■ Written instruction
Retype the whole listing, please, keeping every line exact and dropping the pictures.

** Start Supplied data **

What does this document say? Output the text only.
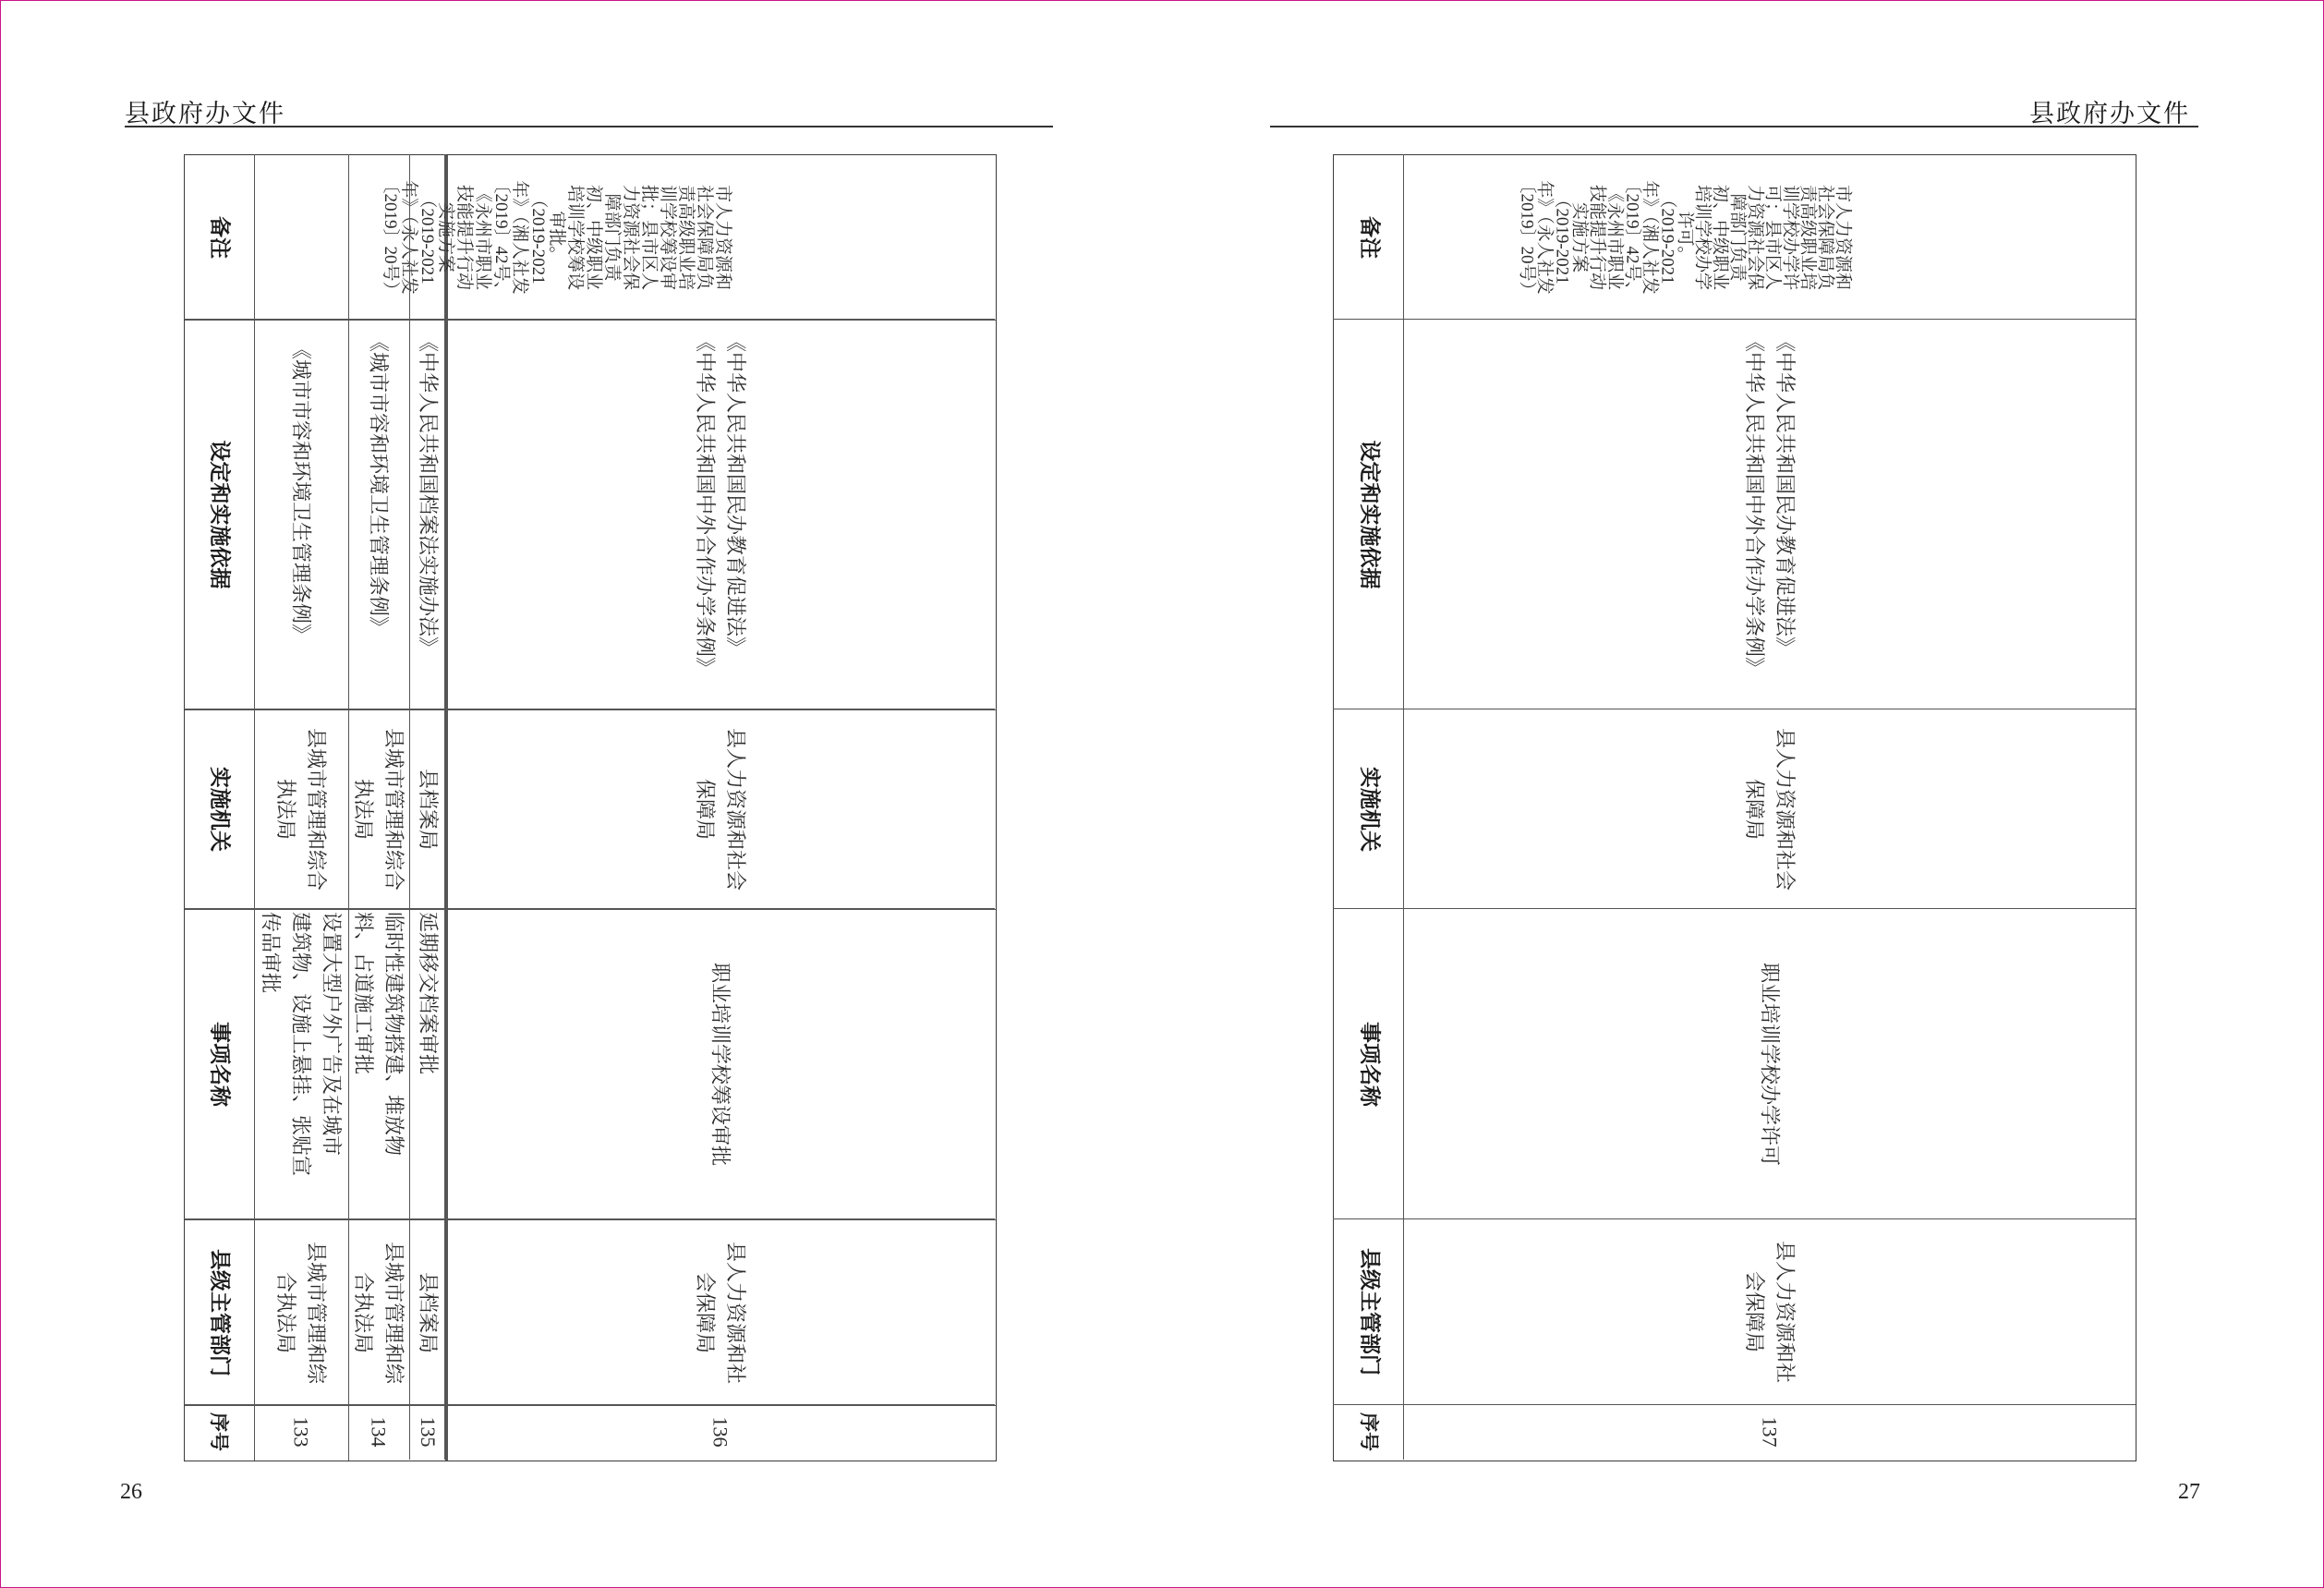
县政府办文件
备注
设定和实施依据
实施机关
事项名称
县级主管部门
序号
《城市市容和环境卫生管理条例》
县城市管理和综合
执法局
设置大型户外广告及在城市
建筑物、设施上悬挂、张贴宣
传品审批
县城市管理和综
合执法局
133
《城市市容和环境卫生管理条例》
县城市管理和综合
执法局
临时性建筑物搭建、堆放物
料、占道施工审批
县城市管理和综
合执法局
134
《中华人民共和国档案法实施办法》
县档案局
延期移交档案审批
县档案局
135
市人力资源和
社会保障局负
责高级职业培
训学校筹设审
批；县市区人
力资源社会保
障部门负责
初、中级职业
培训学校筹设
审批。
（2019-2021
年》（湘人社发
〔2019〕42号、
《永州市职业
技能提升行动
实施方案
（2019-2021
年》（永人社发
〔2019〕20号）
《中华人民共和国民办教育促进法》
《中华人民共和国中外合作办学条例》
县人力资源和社会
保障局
职业培训学校筹设审批
县人力资源和社
会保障局
136
26
县政府办文件
备注
设定和实施依据
实施机关
事项名称
县级主管部门
序号
市人力资源和
社会保障局负
责高级职业培
训学校办学许
可；县市区人
力资源社会保
障部门负责
初、中级职业
培训学校办学
许可。
（2019-2021
年》（湘人社发
〔2019〕42号、
《永州市职业
技能提升行动
实施方案
（2019-2021
年》（永人社发
〔2019〕20号）
《中华人民共和国民办教育促进法》
《中华人民共和国中外合作办学条例》
县人力资源和社会
保障局
职业培训学校办学许可
县人力资源和社
会保障局
137
27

** End Supplied data **

■ Solution
What does this document say? Output the text only.
县政府办文件
备注
设定和实施依据
实施机关
事项名称
县级主管部门
序号
《城市市容和环境卫生管理条例》
县城市管理和综合
执法局
设置大型户外广告及在城市
建筑物、设施上悬挂、张贴宣
传品审批
县城市管理和综
合执法局
133
《城市市容和环境卫生管理条例》
县城市管理和综合
执法局
临时性建筑物搭建、堆放物
料、占道施工审批
县城市管理和综
合执法局
134
《中华人民共和国档案法实施办法》
县档案局
延期移交档案审批
县档案局
135
市人力资源和
社会保障局负
责高级职业培
训学校筹设审
批；县市区人
力资源社会保
障部门负责
初、中级职业
培训学校筹设
审批。
（2019-2021
年》（湘人社发
〔2019〕42号、
《永州市职业
技能提升行动
实施方案
（2019-2021
年》（永人社发
〔2019〕20号）
《中华人民共和国民办教育促进法》
《中华人民共和国中外合作办学条例》
县人力资源和社会
保障局
职业培训学校筹设审批
县人力资源和社
会保障局
136
26
县政府办文件
备注
设定和实施依据
实施机关
事项名称
县级主管部门
序号
市人力资源和
社会保障局负
责高级职业培
训学校办学许
可；县市区人
力资源社会保
障部门负责
初、中级职业
培训学校办学
许可。
（2019-2021
年》（湘人社发
〔2019〕42号、
《永州市职业
技能提升行动
实施方案
（2019-2021
年》（永人社发
〔2019〕20号）
《中华人民共和国民办教育促进法》
《中华人民共和国中外合作办学条例》
县人力资源和社会
保障局
职业培训学校办学许可
县人力资源和社
会保障局
137
27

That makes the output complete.